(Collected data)
>> Start
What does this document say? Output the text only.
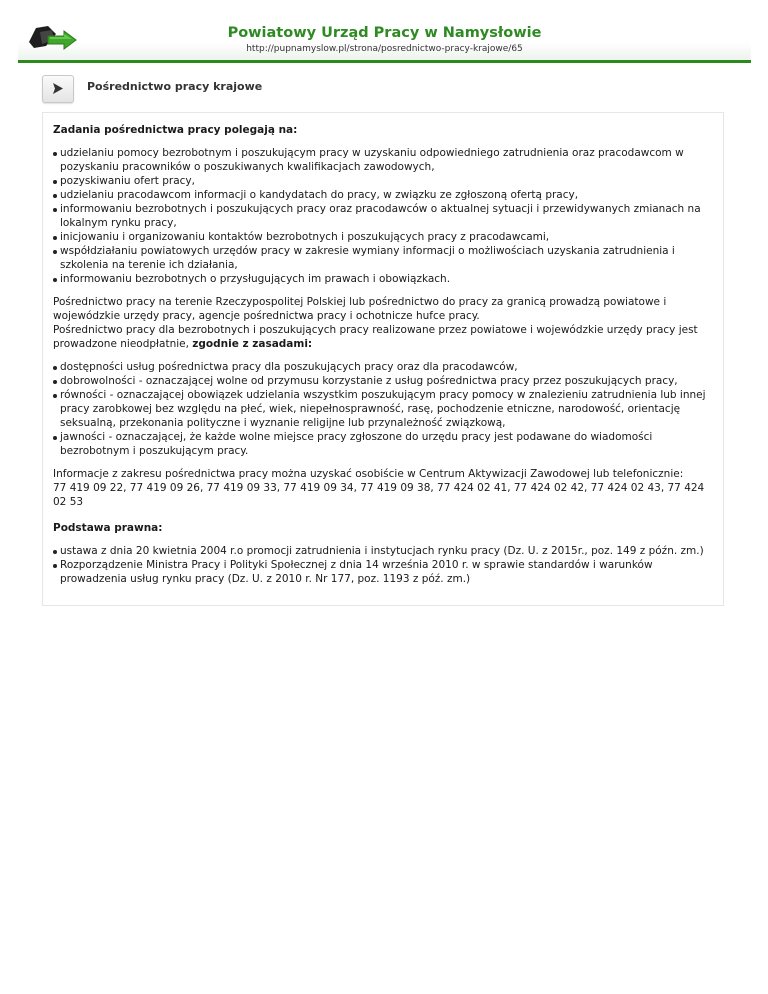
Powiatowy Urząd Pracy w Namysłowie
http://pupnamyslow.pl/strona/posrednictwo-pracy-krajowe/65
Pośrednictwo pracy krajowe
Zadania pośrednictwa pracy polegają na:
udzielaniu pomocy bezrobotnym i poszukującym pracy w uzyskaniu odpowiedniego zatrudnienia oraz pracodawcom w pozyskaniu pracowników o poszukiwanych kwalifikacjach zawodowych,
pozyskiwaniu ofert pracy,
udzielaniu pracodawcom informacji o kandydatach do pracy, w związku ze zgłoszoną ofertą pracy,
informowaniu bezrobotnych i poszukujących pracy oraz pracodawców o aktualnej sytuacji i przewidywanych zmianach na lokalnym rynku pracy,
inicjowaniu i organizowaniu kontaktów bezrobotnych i poszukujących pracy z pracodawcami,
współdziałaniu powiatowych urzędów pracy w zakresie wymiany informacji o możliwościach uzyskania zatrudnienia i szkolenia na terenie ich działania,
informowaniu bezrobotnych o przysługujących im prawach i obowiązkach.

Pośrednictwo pracy na terenie Rzeczypospolitej Polskiej lub pośrednictwo do pracy za granicą prowadzą powiatowe i wojewódzkie urzędy pracy, agencje pośrednictwa pracy i ochotnicze hufce pracy.

Pośrednictwo pracy dla bezrobotnych i poszukujących pracy realizowane przez powiatowe i wojewódzkie urzędy pracy jest prowadzone nieodpłatnie, zgodnie z zasadami:

dostępności usług pośrednictwa pracy dla poszukujących pracy oraz dla pracodawców,
dobrowolności - oznaczającej wolne od przymusu korzystanie z usług pośrednictwa pracy przez poszukujących pracy,
równości - oznaczającej obowiązek udzielania wszystkim poszukującym pracy pomocy w znalezieniu zatrudnienia lub innej pracy zarobkowej bez względu na płeć, wiek, niepełnosprawność, rasę, pochodzenie etniczne, narodowość, orientację seksualną, przekonania polityczne i wyznanie religijne lub przynależność związkową,
jawności - oznaczającej, że każde wolne miejsce pracy zgłoszone do urzędu pracy jest podawane do wiadomości bezrobotnym i poszukującym pracy.

Informacje z zakresu pośrednictwa pracy można uzyskać osobiście w Centrum Aktywizacji Zawodowej lub telefonicznie:

77 419 09 22, 77 419 09 26, 77 419 09 33, 77 419 09 34, 77 419 09 38, 77 424 02 41, 77 424 02 42, 77 424 02 43, 77 424 02 53

Podstawa prawna:
ustawa z dnia 20 kwietnia 2004 r.o promocji zatrudnienia i instytucjach rynku pracy (Dz. U. z 2015r., poz. 149 z późn. zm.)
Rozporządzenie Ministra Pracy i Polityki Społecznej z dnia 14 września 2010 r. w sprawie standardów i warunków prowadzenia usług rynku pracy (Dz. U. z 2010 r. Nr 177, poz. 1193 z póź. zm.)
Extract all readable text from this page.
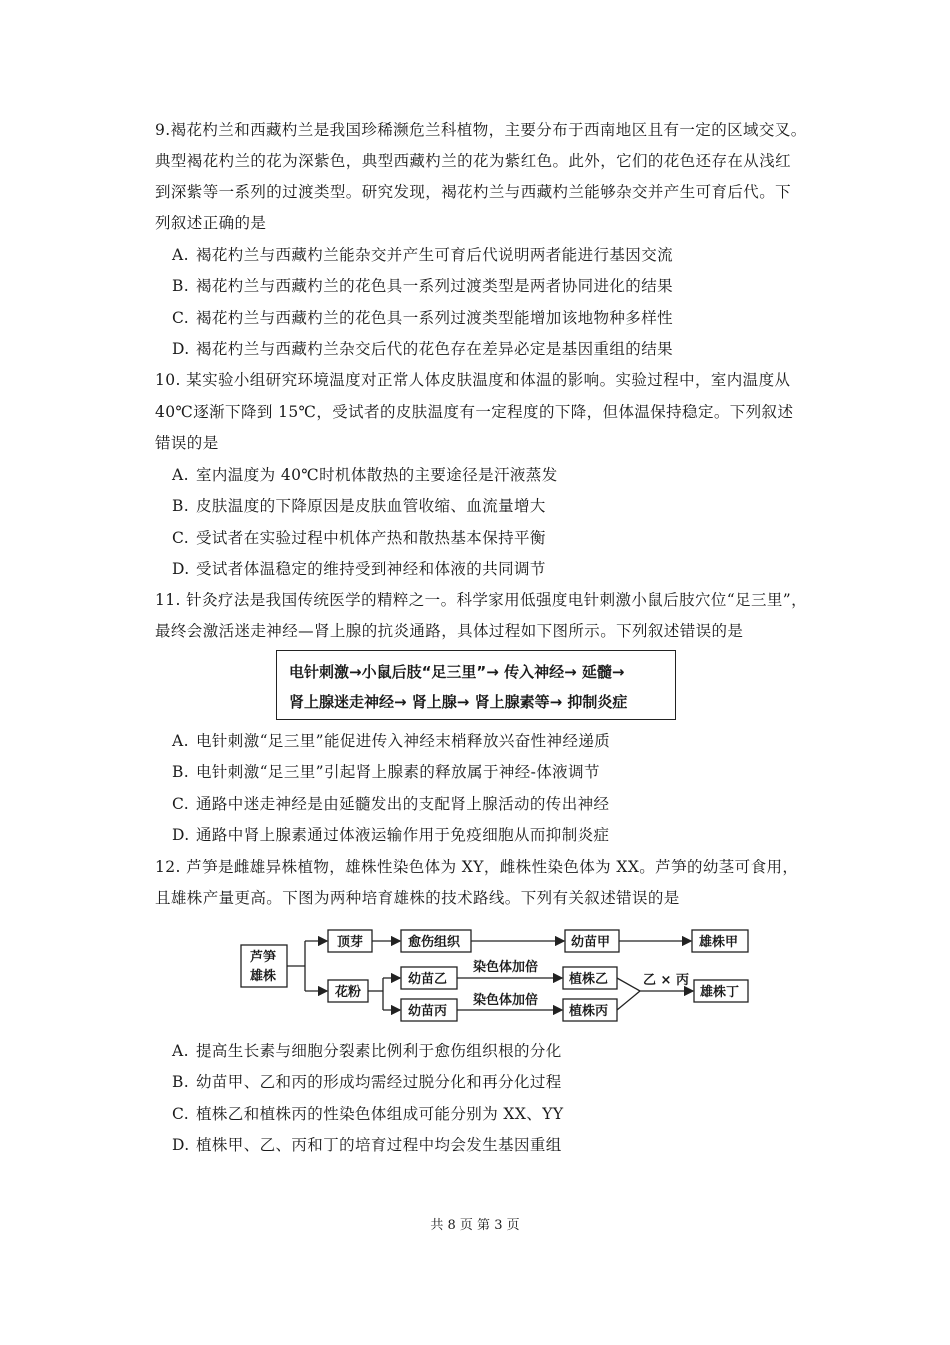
9.褐花杓兰和西藏杓兰是我国珍稀濒危兰科植物，主要分布于西南地区且有一定的区域交叉。
典型褐花杓兰的花为深紫色，典型西藏杓兰的花为紫红色。此外，它们的花色还存在从浅红
到深紫等一系列的过渡类型。研究发现，褐花杓兰与西藏杓兰能够杂交并产生可育后代。下
列叙述正确的是
A. 褐花杓兰与西藏杓兰能杂交并产生可育后代说明两者能进行基因交流
B. 褐花杓兰与西藏杓兰的花色具一系列过渡类型是两者协同进化的结果
C. 褐花杓兰与西藏杓兰的花色具一系列过渡类型能增加该地物种多样性
D. 褐花杓兰与西藏杓兰杂交后代的花色存在差异必定是基因重组的结果
10. 某实验小组研究环境温度对正常人体皮肤温度和体温的影响。实验过程中，室内温度从
40℃逐渐下降到 15℃，受试者的皮肤温度有一定程度的下降，但体温保持稳定。下列叙述
错误的是
A. 室内温度为 40℃时机体散热的主要途径是汗液蒸发
B. 皮肤温度的下降原因是皮肤血管收缩、血流量增大
C. 受试者在实验过程中机体产热和散热基本保持平衡
D. 受试者体温稳定的维持受到神经和体液的共同调节
11. 针灸疗法是我国传统医学的精粹之一。科学家用低强度电针刺激小鼠后肢穴位“足三里”，
最终会激活迷走神经—肾上腺的抗炎通路，具体过程如下图所示。下列叙述错误的是
电针刺激→小鼠后肢“足三里”→ 传入神经→ 延髓→
肾上腺迷走神经→ 肾上腺→ 肾上腺素等→ 抑制炎症
A. 电针刺激“足三里”能促进传入神经末梢释放兴奋性神经递质
B. 电针刺激“足三里”引起肾上腺素的释放属于神经-体液调节
C. 通路中迷走神经是由延髓发出的支配肾上腺活动的传出神经
D. 通路中肾上腺素通过体液运输作用于免疫细胞从而抑制炎症
12. 芦笋是雌雄异株植物，雄株性染色体为 XY，雌株性染色体为 XX。芦笋的幼茎可食用，
且雄株产量更高。下图为两种培育雄株的技术路线。下列有关叙述错误的是
芦笋
雄株
顶芽	愈伤组织	幼苗甲	雄株甲
花粉
幼苗乙
幼苗丙
染色体加倍
染色体加倍
植株乙
植株丙
乙 × 丙
雄株丁
A. 提高生长素与细胞分裂素比例利于愈伤组织根的分化
B. 幼苗甲、乙和丙的形成均需经过脱分化和再分化过程
C. 植株乙和植株丙的性染色体组成可能分别为 XX、YY
D. 植株甲、乙、丙和丁的培育过程中均会发生基因重组
共 8 页 第 3 页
>> End
## Exercise directions:
Every line of the data above should be quoted exactly. Omit the pictures.

## Answer below:
What does this document say? Output the text only.
Powiatowy Urząd Pracy w Namysłowie
http://pupnamyslow.pl/strona/posrednictwo-pracy-krajowe/65
Pośrednictwo pracy krajowe
Zadania pośrednictwa pracy polegają na:
udzielaniu pomocy bezrobotnym i poszukującym pracy w uzyskaniu odpowiedniego zatrudnienia oraz pracodawcom w pozyskaniu pracowników o poszukiwanych kwalifikacjach zawodowych,
pozyskiwaniu ofert pracy,
udzielaniu pracodawcom informacji o kandydatach do pracy, w związku ze zgłoszoną ofertą pracy,
informowaniu bezrobotnych i poszukujących pracy oraz pracodawców o aktualnej sytuacji i przewidywanych zmianach na lokalnym rynku pracy,
inicjowaniu i organizowaniu kontaktów bezrobotnych i poszukujących pracy z pracodawcami,
współdziałaniu powiatowych urzędów pracy w zakresie wymiany informacji o możliwościach uzyskania zatrudnienia i szkolenia na terenie ich działania,
informowaniu bezrobotnych o przysługujących im prawach i obowiązkach.

Pośrednictwo pracy na terenie Rzeczypospolitej Polskiej lub pośrednictwo do pracy za granicą prowadzą powiatowe i wojewódzkie urzędy pracy, agencje pośrednictwa pracy i ochotnicze hufce pracy.

Pośrednictwo pracy dla bezrobotnych i poszukujących pracy realizowane przez powiatowe i wojewódzkie urzędy pracy jest prowadzone nieodpłatnie, zgodnie z zasadami:

dostępności usług pośrednictwa pracy dla poszukujących pracy oraz dla pracodawców,
dobrowolności - oznaczającej wolne od przymusu korzystanie z usług pośrednictwa pracy przez poszukujących pracy,
równości - oznaczającej obowiązek udzielania wszystkim poszukującym pracy pomocy w znalezieniu zatrudnienia lub innej pracy zarobkowej bez względu na płeć, wiek, niepełnosprawność, rasę, pochodzenie etniczne, narodowość, orientację seksualną, przekonania polityczne i wyznanie religijne lub przynależność związkową,
jawności - oznaczającej, że każde wolne miejsce pracy zgłoszone do urzędu pracy jest podawane do wiadomości bezrobotnym i poszukującym pracy.

Informacje z zakresu pośrednictwa pracy można uzyskać osobiście w Centrum Aktywizacji Zawodowej lub telefonicznie:

77 419 09 22, 77 419 09 26, 77 419 09 33, 77 419 09 34, 77 419 09 38, 77 424 02 41, 77 424 02 42, 77 424 02 43, 77 424 02 53

Podstawa prawna:
ustawa z dnia 20 kwietnia 2004 r.o promocji zatrudnienia i instytucjach rynku pracy (Dz. U. z 2015r., poz. 149 z późn. zm.)
Rozporządzenie Ministra Pracy i Polityki Społecznej z dnia 14 września 2010 r. w sprawie standardów i warunków prowadzenia usług rynku pracy (Dz. U. z 2010 r. Nr 177, poz. 1193 z póź. zm.)
Extract all readable text from this page.
9.褐花杓兰和西藏杓兰是我国珍稀濒危兰科植物，主要分布于西南地区且有一定的区域交叉。
典型褐花杓兰的花为深紫色，典型西藏杓兰的花为紫红色。此外，它们的花色还存在从浅红
到深紫等一系列的过渡类型。研究发现，褐花杓兰与西藏杓兰能够杂交并产生可育后代。下
列叙述正确的是
A. 褐花杓兰与西藏杓兰能杂交并产生可育后代说明两者能进行基因交流
B. 褐花杓兰与西藏杓兰的花色具一系列过渡类型是两者协同进化的结果
C. 褐花杓兰与西藏杓兰的花色具一系列过渡类型能增加该地物种多样性
D. 褐花杓兰与西藏杓兰杂交后代的花色存在差异必定是基因重组的结果
10. 某实验小组研究环境温度对正常人体皮肤温度和体温的影响。实验过程中，室内温度从
40℃逐渐下降到 15℃，受试者的皮肤温度有一定程度的下降，但体温保持稳定。下列叙述
错误的是
A. 室内温度为 40℃时机体散热的主要途径是汗液蒸发
B. 皮肤温度的下降原因是皮肤血管收缩、血流量增大
C. 受试者在实验过程中机体产热和散热基本保持平衡
D. 受试者体温稳定的维持受到神经和体液的共同调节
11. 针灸疗法是我国传统医学的精粹之一。科学家用低强度电针刺激小鼠后肢穴位“足三里”，
最终会激活迷走神经—肾上腺的抗炎通路，具体过程如下图所示。下列叙述错误的是
电针刺激→小鼠后肢“足三里”→ 传入神经→ 延髓→
肾上腺迷走神经→ 肾上腺→ 肾上腺素等→ 抑制炎症
A. 电针刺激“足三里”能促进传入神经末梢释放兴奋性神经递质
B. 电针刺激“足三里”引起肾上腺素的释放属于神经-体液调节
C. 通路中迷走神经是由延髓发出的支配肾上腺活动的传出神经
D. 通路中肾上腺素通过体液运输作用于免疫细胞从而抑制炎症
12. 芦笋是雌雄异株植物，雄株性染色体为 XY，雌株性染色体为 XX。芦笋的幼茎可食用，
且雄株产量更高。下图为两种培育雄株的技术路线。下列有关叙述错误的是
芦笋
雄株
顶芽	愈伤组织	幼苗甲	雄株甲
花粉
幼苗乙
幼苗丙
染色体加倍
染色体加倍
植株乙
植株丙
乙 × 丙
雄株丁
A. 提高生长素与细胞分裂素比例利于愈伤组织根的分化
B. 幼苗甲、乙和丙的形成均需经过脱分化和再分化过程
C. 植株乙和植株丙的性染色体组成可能分别为 XX、YY
D. 植株甲、乙、丙和丁的培育过程中均会发生基因重组
共 8 页 第 3 页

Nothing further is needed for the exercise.